* **What needs to be done**
What is the number of lines in the data holding the word "Calais"? Give that number by itself.

-------- Input records --------

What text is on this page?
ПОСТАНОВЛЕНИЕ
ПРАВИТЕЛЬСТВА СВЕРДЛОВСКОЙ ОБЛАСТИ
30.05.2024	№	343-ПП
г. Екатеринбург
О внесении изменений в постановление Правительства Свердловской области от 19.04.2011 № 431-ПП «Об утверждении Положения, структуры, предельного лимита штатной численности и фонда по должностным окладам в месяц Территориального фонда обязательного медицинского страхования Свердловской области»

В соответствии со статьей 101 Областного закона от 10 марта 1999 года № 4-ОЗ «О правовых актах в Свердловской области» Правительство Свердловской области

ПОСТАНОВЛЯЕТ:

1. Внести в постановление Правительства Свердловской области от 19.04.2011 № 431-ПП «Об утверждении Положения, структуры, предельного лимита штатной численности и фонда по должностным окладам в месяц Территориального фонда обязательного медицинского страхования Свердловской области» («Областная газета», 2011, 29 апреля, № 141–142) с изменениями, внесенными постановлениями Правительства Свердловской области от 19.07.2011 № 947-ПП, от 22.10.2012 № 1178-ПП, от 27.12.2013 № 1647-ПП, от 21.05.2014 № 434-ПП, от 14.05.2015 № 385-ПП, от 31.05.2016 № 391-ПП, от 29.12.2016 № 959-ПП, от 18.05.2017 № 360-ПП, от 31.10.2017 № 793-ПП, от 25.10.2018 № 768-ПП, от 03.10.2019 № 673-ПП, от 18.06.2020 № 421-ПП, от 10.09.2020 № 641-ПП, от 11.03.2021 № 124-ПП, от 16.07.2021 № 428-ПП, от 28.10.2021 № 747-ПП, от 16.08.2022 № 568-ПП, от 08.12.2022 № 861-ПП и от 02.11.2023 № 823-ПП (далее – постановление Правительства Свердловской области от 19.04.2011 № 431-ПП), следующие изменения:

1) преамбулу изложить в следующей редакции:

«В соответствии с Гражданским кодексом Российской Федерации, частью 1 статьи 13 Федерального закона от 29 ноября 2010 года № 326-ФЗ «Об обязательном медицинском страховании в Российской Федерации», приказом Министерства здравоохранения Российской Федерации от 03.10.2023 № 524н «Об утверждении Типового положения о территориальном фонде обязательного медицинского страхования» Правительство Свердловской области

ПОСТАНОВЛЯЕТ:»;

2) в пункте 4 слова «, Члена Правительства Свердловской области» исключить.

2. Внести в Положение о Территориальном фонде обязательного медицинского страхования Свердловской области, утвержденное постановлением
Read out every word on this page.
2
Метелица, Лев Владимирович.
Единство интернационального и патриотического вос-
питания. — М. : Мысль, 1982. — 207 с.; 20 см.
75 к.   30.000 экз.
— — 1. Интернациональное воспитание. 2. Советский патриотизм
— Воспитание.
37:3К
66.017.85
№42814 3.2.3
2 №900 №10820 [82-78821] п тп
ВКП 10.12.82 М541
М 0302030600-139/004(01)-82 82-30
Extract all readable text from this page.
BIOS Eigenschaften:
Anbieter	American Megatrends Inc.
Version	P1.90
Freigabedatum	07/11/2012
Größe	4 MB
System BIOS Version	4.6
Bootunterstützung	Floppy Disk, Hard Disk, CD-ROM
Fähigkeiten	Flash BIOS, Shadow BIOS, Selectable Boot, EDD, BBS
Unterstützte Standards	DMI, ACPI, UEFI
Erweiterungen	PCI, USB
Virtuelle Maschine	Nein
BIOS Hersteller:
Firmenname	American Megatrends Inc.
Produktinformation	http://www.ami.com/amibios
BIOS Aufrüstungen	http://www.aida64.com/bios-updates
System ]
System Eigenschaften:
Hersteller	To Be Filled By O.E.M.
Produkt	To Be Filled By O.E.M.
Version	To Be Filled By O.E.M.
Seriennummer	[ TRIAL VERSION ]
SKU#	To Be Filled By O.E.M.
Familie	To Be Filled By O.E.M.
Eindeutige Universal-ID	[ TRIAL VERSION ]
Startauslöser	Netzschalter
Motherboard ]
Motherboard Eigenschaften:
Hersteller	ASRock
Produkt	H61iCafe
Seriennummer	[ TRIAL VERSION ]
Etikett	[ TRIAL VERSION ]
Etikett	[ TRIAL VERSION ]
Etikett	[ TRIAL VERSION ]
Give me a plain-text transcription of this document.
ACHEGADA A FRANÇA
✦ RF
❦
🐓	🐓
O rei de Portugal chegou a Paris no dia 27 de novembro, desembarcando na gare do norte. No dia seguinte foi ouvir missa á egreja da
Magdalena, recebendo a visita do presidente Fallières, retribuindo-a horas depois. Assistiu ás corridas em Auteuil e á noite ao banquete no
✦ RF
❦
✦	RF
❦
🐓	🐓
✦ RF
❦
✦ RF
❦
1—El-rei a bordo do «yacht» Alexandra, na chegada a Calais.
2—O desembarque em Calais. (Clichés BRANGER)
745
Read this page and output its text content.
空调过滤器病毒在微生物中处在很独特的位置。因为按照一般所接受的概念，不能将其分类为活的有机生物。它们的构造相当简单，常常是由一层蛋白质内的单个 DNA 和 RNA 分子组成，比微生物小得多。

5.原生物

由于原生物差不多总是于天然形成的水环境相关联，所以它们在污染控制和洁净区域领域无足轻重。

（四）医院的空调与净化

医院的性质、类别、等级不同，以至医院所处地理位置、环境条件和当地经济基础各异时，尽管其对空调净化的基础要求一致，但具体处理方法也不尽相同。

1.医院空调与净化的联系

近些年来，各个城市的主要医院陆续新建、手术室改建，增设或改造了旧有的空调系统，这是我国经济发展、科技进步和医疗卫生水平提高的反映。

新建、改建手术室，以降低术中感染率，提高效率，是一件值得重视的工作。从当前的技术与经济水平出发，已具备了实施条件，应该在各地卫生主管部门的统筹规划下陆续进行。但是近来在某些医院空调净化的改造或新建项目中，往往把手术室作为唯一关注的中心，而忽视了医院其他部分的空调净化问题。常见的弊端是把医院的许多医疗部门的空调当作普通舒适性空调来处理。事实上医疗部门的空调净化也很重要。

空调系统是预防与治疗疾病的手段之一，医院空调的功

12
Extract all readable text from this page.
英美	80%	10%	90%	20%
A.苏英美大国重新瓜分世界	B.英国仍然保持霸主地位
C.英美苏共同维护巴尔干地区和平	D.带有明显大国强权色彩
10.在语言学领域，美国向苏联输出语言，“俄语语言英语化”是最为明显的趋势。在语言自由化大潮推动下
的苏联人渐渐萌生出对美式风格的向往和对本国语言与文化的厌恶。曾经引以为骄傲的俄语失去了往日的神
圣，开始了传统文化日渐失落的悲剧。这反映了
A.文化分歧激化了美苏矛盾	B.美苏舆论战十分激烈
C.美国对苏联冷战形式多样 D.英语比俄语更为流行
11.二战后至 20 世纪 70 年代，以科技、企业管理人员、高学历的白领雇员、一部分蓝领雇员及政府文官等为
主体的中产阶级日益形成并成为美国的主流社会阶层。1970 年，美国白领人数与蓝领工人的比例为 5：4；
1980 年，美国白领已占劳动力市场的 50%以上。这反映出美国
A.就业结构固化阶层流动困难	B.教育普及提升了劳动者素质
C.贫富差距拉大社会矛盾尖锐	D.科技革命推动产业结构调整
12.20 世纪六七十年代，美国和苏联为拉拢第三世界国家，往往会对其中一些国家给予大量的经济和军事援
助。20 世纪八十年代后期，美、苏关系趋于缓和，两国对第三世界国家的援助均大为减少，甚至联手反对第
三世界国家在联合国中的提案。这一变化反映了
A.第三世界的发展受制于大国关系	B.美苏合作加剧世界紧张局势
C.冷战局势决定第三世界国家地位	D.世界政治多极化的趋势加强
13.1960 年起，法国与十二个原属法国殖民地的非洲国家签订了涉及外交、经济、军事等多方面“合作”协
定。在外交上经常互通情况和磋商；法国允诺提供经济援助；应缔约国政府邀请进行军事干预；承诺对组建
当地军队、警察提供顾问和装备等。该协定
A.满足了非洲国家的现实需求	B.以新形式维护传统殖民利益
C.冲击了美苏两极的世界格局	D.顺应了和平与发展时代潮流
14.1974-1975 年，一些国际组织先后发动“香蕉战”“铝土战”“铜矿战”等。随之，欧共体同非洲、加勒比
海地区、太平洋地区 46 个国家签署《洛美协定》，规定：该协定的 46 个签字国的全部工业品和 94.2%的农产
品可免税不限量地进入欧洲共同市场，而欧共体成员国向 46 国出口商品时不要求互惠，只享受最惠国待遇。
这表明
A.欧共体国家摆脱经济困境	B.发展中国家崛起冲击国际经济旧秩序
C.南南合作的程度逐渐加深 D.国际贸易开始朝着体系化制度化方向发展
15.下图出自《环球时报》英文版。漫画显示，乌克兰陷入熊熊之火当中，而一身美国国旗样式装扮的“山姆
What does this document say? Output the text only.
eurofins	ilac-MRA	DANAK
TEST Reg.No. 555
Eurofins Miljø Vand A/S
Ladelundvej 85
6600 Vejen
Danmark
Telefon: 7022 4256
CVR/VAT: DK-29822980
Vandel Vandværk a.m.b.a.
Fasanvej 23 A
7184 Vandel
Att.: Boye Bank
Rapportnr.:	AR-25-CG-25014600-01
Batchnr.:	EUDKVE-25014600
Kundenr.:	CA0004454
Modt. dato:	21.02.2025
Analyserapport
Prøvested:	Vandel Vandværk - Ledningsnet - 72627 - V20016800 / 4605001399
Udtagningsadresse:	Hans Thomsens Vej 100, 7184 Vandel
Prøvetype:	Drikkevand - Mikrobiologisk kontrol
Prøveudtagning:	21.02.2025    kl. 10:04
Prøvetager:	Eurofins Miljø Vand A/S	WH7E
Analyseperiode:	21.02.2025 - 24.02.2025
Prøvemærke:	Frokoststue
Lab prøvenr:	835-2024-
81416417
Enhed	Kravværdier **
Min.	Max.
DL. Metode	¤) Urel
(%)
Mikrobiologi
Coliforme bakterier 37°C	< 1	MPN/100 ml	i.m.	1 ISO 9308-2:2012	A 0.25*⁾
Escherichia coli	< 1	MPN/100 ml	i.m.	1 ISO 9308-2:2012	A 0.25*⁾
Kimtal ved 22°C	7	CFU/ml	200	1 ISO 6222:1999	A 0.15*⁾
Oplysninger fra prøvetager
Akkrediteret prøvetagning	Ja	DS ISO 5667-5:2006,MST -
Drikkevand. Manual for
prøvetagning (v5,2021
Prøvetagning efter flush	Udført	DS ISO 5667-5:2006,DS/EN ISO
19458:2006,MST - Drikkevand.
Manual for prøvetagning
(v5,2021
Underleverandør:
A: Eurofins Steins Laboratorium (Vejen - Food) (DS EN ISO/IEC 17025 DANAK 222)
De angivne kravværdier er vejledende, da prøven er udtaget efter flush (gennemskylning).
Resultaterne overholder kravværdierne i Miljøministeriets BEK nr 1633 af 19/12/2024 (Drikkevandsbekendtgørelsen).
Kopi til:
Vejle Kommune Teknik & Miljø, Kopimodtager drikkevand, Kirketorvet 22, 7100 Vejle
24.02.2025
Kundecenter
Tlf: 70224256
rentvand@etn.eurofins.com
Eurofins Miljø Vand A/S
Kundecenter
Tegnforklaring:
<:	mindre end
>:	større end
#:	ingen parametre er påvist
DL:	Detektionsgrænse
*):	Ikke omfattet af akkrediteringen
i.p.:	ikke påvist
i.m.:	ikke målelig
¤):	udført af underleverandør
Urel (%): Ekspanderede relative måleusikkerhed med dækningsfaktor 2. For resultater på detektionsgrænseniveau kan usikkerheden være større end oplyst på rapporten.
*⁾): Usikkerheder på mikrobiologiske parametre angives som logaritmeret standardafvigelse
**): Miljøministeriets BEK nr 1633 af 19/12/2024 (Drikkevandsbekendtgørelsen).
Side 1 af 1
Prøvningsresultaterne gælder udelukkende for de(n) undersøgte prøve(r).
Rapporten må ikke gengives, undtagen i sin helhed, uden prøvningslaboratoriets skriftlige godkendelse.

--------

* **Exercise result**
2